====== DATA LISTING ======
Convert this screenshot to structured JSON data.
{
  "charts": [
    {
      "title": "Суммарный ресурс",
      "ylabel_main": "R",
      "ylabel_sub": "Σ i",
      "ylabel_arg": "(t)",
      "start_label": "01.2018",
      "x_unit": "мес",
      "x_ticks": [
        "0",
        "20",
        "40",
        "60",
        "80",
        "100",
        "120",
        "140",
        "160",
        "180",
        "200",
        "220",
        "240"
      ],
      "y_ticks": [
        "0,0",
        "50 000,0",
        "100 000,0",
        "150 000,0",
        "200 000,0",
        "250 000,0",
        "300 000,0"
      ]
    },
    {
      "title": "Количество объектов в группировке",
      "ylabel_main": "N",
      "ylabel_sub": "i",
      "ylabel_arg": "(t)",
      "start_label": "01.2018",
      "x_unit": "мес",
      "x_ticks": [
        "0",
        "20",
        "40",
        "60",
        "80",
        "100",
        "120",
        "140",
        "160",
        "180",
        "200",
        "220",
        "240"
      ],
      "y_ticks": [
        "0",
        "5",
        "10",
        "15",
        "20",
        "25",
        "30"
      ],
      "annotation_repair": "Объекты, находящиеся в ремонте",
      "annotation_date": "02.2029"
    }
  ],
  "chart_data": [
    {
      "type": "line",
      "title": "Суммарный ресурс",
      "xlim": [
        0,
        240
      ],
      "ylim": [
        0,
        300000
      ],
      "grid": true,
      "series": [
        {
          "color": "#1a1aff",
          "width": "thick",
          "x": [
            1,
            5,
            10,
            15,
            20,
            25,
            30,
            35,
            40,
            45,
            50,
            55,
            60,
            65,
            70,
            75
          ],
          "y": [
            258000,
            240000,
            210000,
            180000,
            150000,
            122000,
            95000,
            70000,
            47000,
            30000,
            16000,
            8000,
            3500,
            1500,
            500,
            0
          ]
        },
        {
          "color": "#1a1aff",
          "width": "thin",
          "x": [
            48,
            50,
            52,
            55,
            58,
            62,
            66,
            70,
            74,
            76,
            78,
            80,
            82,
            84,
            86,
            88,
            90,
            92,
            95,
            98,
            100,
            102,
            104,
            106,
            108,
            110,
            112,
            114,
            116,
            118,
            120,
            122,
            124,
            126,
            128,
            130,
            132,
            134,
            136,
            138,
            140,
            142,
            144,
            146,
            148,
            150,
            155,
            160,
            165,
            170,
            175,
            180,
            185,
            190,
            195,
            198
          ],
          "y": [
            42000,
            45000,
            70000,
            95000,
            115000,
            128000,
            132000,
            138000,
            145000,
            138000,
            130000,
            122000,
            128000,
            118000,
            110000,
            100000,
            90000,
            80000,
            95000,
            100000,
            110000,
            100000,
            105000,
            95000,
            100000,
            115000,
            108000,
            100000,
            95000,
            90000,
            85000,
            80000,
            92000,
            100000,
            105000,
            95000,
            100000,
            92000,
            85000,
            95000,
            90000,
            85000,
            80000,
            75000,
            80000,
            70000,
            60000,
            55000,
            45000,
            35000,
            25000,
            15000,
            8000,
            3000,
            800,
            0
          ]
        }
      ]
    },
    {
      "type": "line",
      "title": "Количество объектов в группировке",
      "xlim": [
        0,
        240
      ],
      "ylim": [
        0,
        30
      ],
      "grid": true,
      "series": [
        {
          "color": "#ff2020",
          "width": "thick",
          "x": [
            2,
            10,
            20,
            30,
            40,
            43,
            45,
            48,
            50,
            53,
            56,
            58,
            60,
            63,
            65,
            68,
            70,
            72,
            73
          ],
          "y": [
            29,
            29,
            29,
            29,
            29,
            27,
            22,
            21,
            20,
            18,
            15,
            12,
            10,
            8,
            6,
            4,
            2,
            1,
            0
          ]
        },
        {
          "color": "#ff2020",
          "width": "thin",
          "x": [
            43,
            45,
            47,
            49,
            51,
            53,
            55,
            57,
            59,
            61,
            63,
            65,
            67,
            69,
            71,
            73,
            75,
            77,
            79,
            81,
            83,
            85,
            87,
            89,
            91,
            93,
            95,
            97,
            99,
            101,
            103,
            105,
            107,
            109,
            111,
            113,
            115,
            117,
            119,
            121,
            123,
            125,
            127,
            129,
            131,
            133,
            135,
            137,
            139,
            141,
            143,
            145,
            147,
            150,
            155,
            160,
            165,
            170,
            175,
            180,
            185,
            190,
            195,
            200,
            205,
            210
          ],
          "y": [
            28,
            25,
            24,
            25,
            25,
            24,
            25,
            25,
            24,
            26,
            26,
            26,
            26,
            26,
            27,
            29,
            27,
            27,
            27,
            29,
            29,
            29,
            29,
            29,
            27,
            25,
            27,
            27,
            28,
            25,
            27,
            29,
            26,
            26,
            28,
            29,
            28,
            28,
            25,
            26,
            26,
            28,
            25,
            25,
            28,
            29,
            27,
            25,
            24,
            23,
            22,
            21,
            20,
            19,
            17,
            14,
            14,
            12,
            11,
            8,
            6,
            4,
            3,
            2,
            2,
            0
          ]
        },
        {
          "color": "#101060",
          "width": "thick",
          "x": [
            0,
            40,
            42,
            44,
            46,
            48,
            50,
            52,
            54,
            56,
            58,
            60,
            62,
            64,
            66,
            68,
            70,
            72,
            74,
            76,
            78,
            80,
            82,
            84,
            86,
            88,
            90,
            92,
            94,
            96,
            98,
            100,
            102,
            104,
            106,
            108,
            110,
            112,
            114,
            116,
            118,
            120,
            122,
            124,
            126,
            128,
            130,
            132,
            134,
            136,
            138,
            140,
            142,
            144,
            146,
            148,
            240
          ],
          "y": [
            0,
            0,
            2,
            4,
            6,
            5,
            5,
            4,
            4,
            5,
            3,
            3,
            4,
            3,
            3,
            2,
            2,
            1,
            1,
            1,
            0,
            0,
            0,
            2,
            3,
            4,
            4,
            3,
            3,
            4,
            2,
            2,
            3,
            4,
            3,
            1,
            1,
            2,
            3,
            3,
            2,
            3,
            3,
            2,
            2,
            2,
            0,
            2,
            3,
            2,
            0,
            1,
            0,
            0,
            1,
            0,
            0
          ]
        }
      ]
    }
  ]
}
======
• [EXERCISE] Print the listing above in full, exactly as it is.

• [REPLY TO THE TASK]
Convert this screenshot to structured JSON data.
{
  "charts": [
    {
      "title": "Суммарный ресурс",
      "ylabel_main": "R",
      "ylabel_sub": "Σ i",
      "ylabel_arg": "(t)",
      "start_label": "01.2018",
      "x_unit": "мес",
      "x_ticks": [
        "0",
        "20",
        "40",
        "60",
        "80",
        "100",
        "120",
        "140",
        "160",
        "180",
        "200",
        "220",
        "240"
      ],
      "y_ticks": [
        "0,0",
        "50 000,0",
        "100 000,0",
        "150 000,0",
        "200 000,0",
        "250 000,0",
        "300 000,0"
      ]
    },
    {
      "title": "Количество объектов в группировке",
      "ylabel_main": "N",
      "ylabel_sub": "i",
      "ylabel_arg": "(t)",
      "start_label": "01.2018",
      "x_unit": "мес",
      "x_ticks": [
        "0",
        "20",
        "40",
        "60",
        "80",
        "100",
        "120",
        "140",
        "160",
        "180",
        "200",
        "220",
        "240"
      ],
      "y_ticks": [
        "0",
        "5",
        "10",
        "15",
        "20",
        "25",
        "30"
      ],
      "annotation_repair": "Объекты, находящиеся в ремонте",
      "annotation_date": "02.2029"
    }
  ],
  "chart_data": [
    {
      "type": "line",
      "title": "Суммарный ресурс",
      "xlim": [
        0,
        240
      ],
      "ylim": [
        0,
        300000
      ],
      "grid": true,
      "series": [
        {
          "color": "#1a1aff",
          "width": "thick",
          "x": [
            1,
            5,
            10,
            15,
            20,
            25,
            30,
            35,
            40,
            45,
            50,
            55,
            60,
            65,
            70,
            75
          ],
          "y": [
            258000,
            240000,
            210000,
            180000,
            150000,
            122000,
            95000,
            70000,
            47000,
            30000,
            16000,
            8000,
            3500,
            1500,
            500,
            0
          ]
        },
        {
          "color": "#1a1aff",
          "width": "thin",
          "x": [
            48,
            50,
            52,
            55,
            58,
            62,
            66,
            70,
            74,
            76,
            78,
            80,
            82,
            84,
            86,
            88,
            90,
            92,
            95,
            98,
            100,
            102,
            104,
            106,
            108,
            110,
            112,
            114,
            116,
            118,
            120,
            122,
            124,
            126,
            128,
            130,
            132,
            134,
            136,
            138,
            140,
            142,
            144,
            146,
            148,
            150,
            155,
            160,
            165,
            170,
            175,
            180,
            185,
            190,
            195,
            198
          ],
          "y": [
            42000,
            45000,
            70000,
            95000,
            115000,
            128000,
            132000,
            138000,
            145000,
            138000,
            130000,
            122000,
            128000,
            118000,
            110000,
            100000,
            90000,
            80000,
            95000,
            100000,
            110000,
            100000,
            105000,
            95000,
            100000,
            115000,
            108000,
            100000,
            95000,
            90000,
            85000,
            80000,
            92000,
            100000,
            105000,
            95000,
            100000,
            92000,
            85000,
            95000,
            90000,
            85000,
            80000,
            75000,
            80000,
            70000,
            60000,
            55000,
            45000,
            35000,
            25000,
            15000,
            8000,
            3000,
            800,
            0
          ]
        }
      ]
    },
    {
      "type": "line",
      "title": "Количество объектов в группировке",
      "xlim": [
        0,
        240
      ],
      "ylim": [
        0,
        30
      ],
      "grid": true,
      "series": [
        {
          "color": "#ff2020",
          "width": "thick",
          "x": [
            2,
            10,
            20,
            30,
            40,
            43,
            45,
            48,
            50,
            53,
            56,
            58,
            60,
            63,
            65,
            68,
            70,
            72,
            73
          ],
          "y": [
            29,
            29,
            29,
            29,
            29,
            27,
            22,
            21,
            20,
            18,
            15,
            12,
            10,
            8,
            6,
            4,
            2,
            1,
            0
          ]
        },
        {
          "color": "#ff2020",
          "width": "thin",
          "x": [
            43,
            45,
            47,
            49,
            51,
            53,
            55,
            57,
            59,
            61,
            63,
            65,
            67,
            69,
            71,
            73,
            75,
            77,
            79,
            81,
            83,
            85,
            87,
            89,
            91,
            93,
            95,
            97,
            99,
            101,
            103,
            105,
            107,
            109,
            111,
            113,
            115,
            117,
            119,
            121,
            123,
            125,
            127,
            129,
            131,
            133,
            135,
            137,
            139,
            141,
            143,
            145,
            147,
            150,
            155,
            160,
            165,
            170,
            175,
            180,
            185,
            190,
            195,
            200,
            205,
            210
          ],
          "y": [
            28,
            25,
            24,
            25,
            25,
            24,
            25,
            25,
            24,
            26,
            26,
            26,
            26,
            26,
            27,
            29,
            27,
            27,
            27,
            29,
            29,
            29,
            29,
            29,
            27,
            25,
            27,
            27,
            28,
            25,
            27,
            29,
            26,
            26,
            28,
            29,
            28,
            28,
            25,
            26,
            26,
            28,
            25,
            25,
            28,
            29,
            27,
            25,
            24,
            23,
            22,
            21,
            20,
            19,
            17,
            14,
            14,
            12,
            11,
            8,
            6,
            4,
            3,
            2,
            2,
            0
          ]
        },
        {
          "color": "#101060",
          "width": "thick",
          "x": [
            0,
            40,
            42,
            44,
            46,
            48,
            50,
            52,
            54,
            56,
            58,
            60,
            62,
            64,
            66,
            68,
            70,
            72,
            74,
            76,
            78,
            80,
            82,
            84,
            86,
            88,
            90,
            92,
            94,
            96,
            98,
            100,
            102,
            104,
            106,
            108,
            110,
            112,
            114,
            116,
            118,
            120,
            122,
            124,
            126,
            128,
            130,
            132,
            134,
            136,
            138,
            140,
            142,
            144,
            146,
            148,
            240
          ],
          "y": [
            0,
            0,
            2,
            4,
            6,
            5,
            5,
            4,
            4,
            5,
            3,
            3,
            4,
            3,
            3,
            2,
            2,
            1,
            1,
            1,
            0,
            0,
            0,
            2,
            3,
            4,
            4,
            3,
            3,
            4,
            2,
            2,
            3,
            4,
            3,
            1,
            1,
            2,
            3,
            3,
            2,
            3,
            3,
            2,
            2,
            2,
            0,
            2,
            3,
            2,
            0,
            1,
            0,
            0,
            1,
            0,
            0
          ]
        }
      ]
    }
  ]
}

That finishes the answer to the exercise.